→ What you should do
Reproduce the following lines exactly as they appear.

→ Material provided
<<<<

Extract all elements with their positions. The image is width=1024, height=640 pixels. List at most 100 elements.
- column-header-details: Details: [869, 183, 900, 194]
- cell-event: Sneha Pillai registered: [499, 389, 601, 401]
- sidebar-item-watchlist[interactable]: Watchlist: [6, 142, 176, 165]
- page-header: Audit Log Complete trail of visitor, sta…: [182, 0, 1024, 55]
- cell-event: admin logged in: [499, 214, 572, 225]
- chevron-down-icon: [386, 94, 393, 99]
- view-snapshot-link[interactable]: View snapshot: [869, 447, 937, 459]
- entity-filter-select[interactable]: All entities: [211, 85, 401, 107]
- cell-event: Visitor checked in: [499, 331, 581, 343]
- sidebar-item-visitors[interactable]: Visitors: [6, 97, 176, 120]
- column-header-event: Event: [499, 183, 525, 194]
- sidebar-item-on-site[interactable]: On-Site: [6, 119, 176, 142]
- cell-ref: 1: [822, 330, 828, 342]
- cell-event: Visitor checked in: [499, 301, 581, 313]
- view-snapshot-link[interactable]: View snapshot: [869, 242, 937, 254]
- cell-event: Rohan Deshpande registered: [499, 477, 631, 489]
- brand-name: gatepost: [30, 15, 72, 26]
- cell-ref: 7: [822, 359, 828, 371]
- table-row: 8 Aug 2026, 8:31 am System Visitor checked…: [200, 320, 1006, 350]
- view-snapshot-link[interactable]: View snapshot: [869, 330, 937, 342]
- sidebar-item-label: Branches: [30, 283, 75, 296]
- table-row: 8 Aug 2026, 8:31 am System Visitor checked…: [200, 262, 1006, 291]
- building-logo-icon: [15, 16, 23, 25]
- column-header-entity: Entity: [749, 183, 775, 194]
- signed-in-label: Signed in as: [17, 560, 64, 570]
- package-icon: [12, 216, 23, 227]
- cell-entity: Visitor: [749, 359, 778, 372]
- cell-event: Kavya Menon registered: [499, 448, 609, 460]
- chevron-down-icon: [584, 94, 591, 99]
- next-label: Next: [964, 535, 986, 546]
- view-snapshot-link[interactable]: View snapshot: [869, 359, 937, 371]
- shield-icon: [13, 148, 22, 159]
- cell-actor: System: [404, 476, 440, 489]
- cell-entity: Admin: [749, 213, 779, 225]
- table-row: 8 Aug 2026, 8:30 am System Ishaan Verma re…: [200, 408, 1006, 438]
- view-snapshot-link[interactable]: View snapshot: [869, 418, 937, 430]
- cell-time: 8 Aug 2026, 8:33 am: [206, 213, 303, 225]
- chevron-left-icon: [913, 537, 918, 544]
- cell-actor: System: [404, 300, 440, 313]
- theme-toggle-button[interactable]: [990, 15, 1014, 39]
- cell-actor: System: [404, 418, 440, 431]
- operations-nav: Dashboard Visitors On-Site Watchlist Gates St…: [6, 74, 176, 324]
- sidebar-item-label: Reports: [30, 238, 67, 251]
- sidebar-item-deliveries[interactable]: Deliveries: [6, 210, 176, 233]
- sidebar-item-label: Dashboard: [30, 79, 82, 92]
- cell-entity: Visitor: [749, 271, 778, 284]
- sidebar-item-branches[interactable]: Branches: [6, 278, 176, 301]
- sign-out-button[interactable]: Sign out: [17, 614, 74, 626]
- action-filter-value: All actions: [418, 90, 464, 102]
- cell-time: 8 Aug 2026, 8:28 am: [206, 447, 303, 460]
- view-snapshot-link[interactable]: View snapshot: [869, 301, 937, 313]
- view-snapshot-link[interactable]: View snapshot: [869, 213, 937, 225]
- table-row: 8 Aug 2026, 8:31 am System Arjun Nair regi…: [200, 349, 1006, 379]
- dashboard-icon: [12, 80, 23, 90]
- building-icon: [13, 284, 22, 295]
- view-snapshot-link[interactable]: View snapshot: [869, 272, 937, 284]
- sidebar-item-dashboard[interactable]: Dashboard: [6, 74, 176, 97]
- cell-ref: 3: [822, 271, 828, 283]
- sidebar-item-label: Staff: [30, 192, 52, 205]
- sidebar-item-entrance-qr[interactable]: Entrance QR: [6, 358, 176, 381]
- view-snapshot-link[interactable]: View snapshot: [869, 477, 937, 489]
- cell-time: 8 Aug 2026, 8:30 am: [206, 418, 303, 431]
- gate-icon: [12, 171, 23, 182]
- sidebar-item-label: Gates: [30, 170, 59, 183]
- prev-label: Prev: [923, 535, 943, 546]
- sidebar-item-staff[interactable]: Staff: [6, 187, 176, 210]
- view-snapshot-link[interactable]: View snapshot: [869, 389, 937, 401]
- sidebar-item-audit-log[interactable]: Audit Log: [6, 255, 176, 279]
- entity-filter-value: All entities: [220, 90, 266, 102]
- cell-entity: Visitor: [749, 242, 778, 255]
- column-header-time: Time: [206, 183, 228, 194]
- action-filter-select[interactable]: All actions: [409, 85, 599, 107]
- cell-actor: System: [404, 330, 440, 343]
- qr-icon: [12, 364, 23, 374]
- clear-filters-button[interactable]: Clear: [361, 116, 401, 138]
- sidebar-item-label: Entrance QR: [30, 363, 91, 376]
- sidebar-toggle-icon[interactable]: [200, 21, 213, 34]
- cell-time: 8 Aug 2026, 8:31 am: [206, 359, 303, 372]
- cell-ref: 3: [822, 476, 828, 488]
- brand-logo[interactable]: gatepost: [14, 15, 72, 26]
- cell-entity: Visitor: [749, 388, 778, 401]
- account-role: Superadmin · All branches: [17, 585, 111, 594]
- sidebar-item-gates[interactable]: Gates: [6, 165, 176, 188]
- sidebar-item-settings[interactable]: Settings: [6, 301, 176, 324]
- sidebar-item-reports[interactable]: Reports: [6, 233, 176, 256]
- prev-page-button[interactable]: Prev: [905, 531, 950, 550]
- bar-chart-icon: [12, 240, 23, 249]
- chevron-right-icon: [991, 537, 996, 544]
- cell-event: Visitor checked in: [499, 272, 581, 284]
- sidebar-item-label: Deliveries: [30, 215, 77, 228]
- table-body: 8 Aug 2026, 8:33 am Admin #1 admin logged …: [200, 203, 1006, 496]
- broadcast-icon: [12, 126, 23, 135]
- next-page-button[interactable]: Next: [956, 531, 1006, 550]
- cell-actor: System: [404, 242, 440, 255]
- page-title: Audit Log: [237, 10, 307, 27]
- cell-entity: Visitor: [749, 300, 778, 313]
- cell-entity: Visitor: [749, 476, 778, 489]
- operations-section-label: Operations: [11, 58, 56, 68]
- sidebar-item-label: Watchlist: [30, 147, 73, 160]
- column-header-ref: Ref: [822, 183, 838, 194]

>>>>

→ Response below
Extract all elements with their positions. The image is width=1024, height=640 pixels. List at most 100 elements.
- column-header-details: Details: [869, 183, 900, 194]
- cell-event: Sneha Pillai registered: [499, 389, 601, 401]
- sidebar-item-watchlist[interactable]: Watchlist: [6, 142, 176, 165]
- page-header: Audit Log Complete trail of visitor, sta…: [182, 0, 1024, 55]
- cell-event: admin logged in: [499, 214, 572, 225]
- chevron-down-icon: [386, 94, 393, 99]
- view-snapshot-link[interactable]: View snapshot: [869, 447, 937, 459]
- entity-filter-select[interactable]: All entities: [211, 85, 401, 107]
- cell-event: Visitor checked in: [499, 331, 581, 343]
- sidebar-item-visitors[interactable]: Visitors: [6, 97, 176, 120]
- column-header-event: Event: [499, 183, 525, 194]
- sidebar-item-on-site[interactable]: On-Site: [6, 119, 176, 142]
- cell-ref: 1: [822, 330, 828, 342]
- cell-event: Visitor checked in: [499, 301, 581, 313]
- view-snapshot-link[interactable]: View snapshot: [869, 242, 937, 254]
- cell-event: Rohan Deshpande registered: [499, 477, 631, 489]
- brand-name: gatepost: [30, 15, 72, 26]
- cell-ref: 7: [822, 359, 828, 371]
- table-row: 8 Aug 2026, 8:31 am System Visitor checked…: [200, 320, 1006, 350]
- view-snapshot-link[interactable]: View snapshot: [869, 330, 937, 342]
- sidebar-item-label: Branches: [30, 283, 75, 296]
- table-row: 8 Aug 2026, 8:31 am System Visitor checked…: [200, 262, 1006, 291]
- building-logo-icon: [15, 16, 23, 25]
- column-header-entity: Entity: [749, 183, 775, 194]
- signed-in-label: Signed in as: [17, 560, 64, 570]
- package-icon: [12, 216, 23, 227]
- cell-entity: Visitor: [749, 359, 778, 372]
- cell-event: Kavya Menon registered: [499, 448, 609, 460]
- chevron-down-icon: [584, 94, 591, 99]
- next-label: Next: [964, 535, 986, 546]
- view-snapshot-link[interactable]: View snapshot: [869, 359, 937, 371]
- shield-icon: [13, 148, 22, 159]
- cell-actor: System: [404, 476, 440, 489]
- cell-entity: Admin: [749, 213, 779, 225]
- table-row: 8 Aug 2026, 8:30 am System Ishaan Verma re…: [200, 408, 1006, 438]
- view-snapshot-link[interactable]: View snapshot: [869, 418, 937, 430]
- cell-time: 8 Aug 2026, 8:33 am: [206, 213, 303, 225]
- chevron-left-icon: [913, 537, 918, 544]
- cell-actor: System: [404, 300, 440, 313]
- theme-toggle-button[interactable]: [990, 15, 1014, 39]
- cell-actor: System: [404, 418, 440, 431]
- operations-nav: Dashboard Visitors On-Site Watchlist Gates St…: [6, 74, 176, 324]
- sidebar-item-label: Reports: [30, 238, 67, 251]
- sidebar-item-deliveries[interactable]: Deliveries: [6, 210, 176, 233]
- sidebar-item-label: Dashboard: [30, 79, 82, 92]
- cell-entity: Visitor: [749, 271, 778, 284]
- sidebar-item-branches[interactable]: Branches: [6, 278, 176, 301]
- sign-out-button[interactable]: Sign out: [17, 614, 74, 626]
- action-filter-value: All actions: [418, 90, 464, 102]
- cell-time: 8 Aug 2026, 8:28 am: [206, 447, 303, 460]
- view-snapshot-link[interactable]: View snapshot: [869, 301, 937, 313]
- view-snapshot-link[interactable]: View snapshot: [869, 213, 937, 225]
- table-row: 8 Aug 2026, 8:31 am System Arjun Nair regi…: [200, 349, 1006, 379]
- dashboard-icon: [12, 80, 23, 90]
- building-icon: [13, 284, 22, 295]
- view-snapshot-link[interactable]: View snapshot: [869, 272, 937, 284]
- sidebar-item-dashboard[interactable]: Dashboard: [6, 74, 176, 97]
- cell-ref: 3: [822, 271, 828, 283]
- sidebar-item-label: Staff: [30, 192, 52, 205]
- sidebar-item-entrance-qr[interactable]: Entrance QR: [6, 358, 176, 381]
- view-snapshot-link[interactable]: View snapshot: [869, 477, 937, 489]
- cell-time: 8 Aug 2026, 8:30 am: [206, 418, 303, 431]
- gate-icon: [12, 171, 23, 182]
- sidebar-item-label: Gates: [30, 170, 59, 183]
- prev-label: Prev: [923, 535, 943, 546]
- sidebar-item-staff[interactable]: Staff: [6, 187, 176, 210]
- view-snapshot-link[interactable]: View snapshot: [869, 389, 937, 401]
- sidebar-item-audit-log[interactable]: Audit Log: [6, 255, 176, 279]
- entity-filter-value: All entities: [220, 90, 266, 102]
- cell-entity: Visitor: [749, 242, 778, 255]
- column-header-time: Time: [206, 183, 228, 194]
- action-filter-select[interactable]: All actions: [409, 85, 599, 107]
- cell-actor: System: [404, 330, 440, 343]
- qr-icon: [12, 364, 23, 374]
- clear-filters-button[interactable]: Clear: [361, 116, 401, 138]
- sidebar-item-label: Entrance QR: [30, 363, 91, 376]
- sidebar-toggle-icon[interactable]: [200, 21, 213, 34]
- cell-time: 8 Aug 2026, 8:31 am: [206, 359, 303, 372]
- cell-ref: 3: [822, 476, 828, 488]
- brand-logo[interactable]: gatepost: [14, 15, 72, 26]
- cell-entity: Visitor: [749, 388, 778, 401]
- account-role: Superadmin · All branches: [17, 585, 111, 594]
- sidebar-item-gates[interactable]: Gates: [6, 165, 176, 188]
- sidebar-item-settings[interactable]: Settings: [6, 301, 176, 324]
- sidebar-item-reports[interactable]: Reports: [6, 233, 176, 256]
- prev-page-button[interactable]: Prev: [905, 531, 950, 550]
- bar-chart-icon: [12, 240, 23, 249]
- chevron-right-icon: [991, 537, 996, 544]
- cell-event: Visitor checked in: [499, 272, 581, 284]
- sidebar-item-label: Deliveries: [30, 215, 77, 228]
- table-body: 8 Aug 2026, 8:33 am Admin #1 admin logged …: [200, 203, 1006, 496]
- broadcast-icon: [12, 126, 23, 135]
- next-page-button[interactable]: Next: [956, 531, 1006, 550]
- cell-actor: System: [404, 242, 440, 255]
- page-title: Audit Log: [237, 10, 307, 27]
- cell-entity: Visitor: [749, 300, 778, 313]
- cell-entity: Visitor: [749, 476, 778, 489]
- operations-section-label: Operations: [11, 58, 56, 68]
- sidebar-item-label: Watchlist: [30, 147, 73, 160]
- column-header-ref: Ref: [822, 183, 838, 194]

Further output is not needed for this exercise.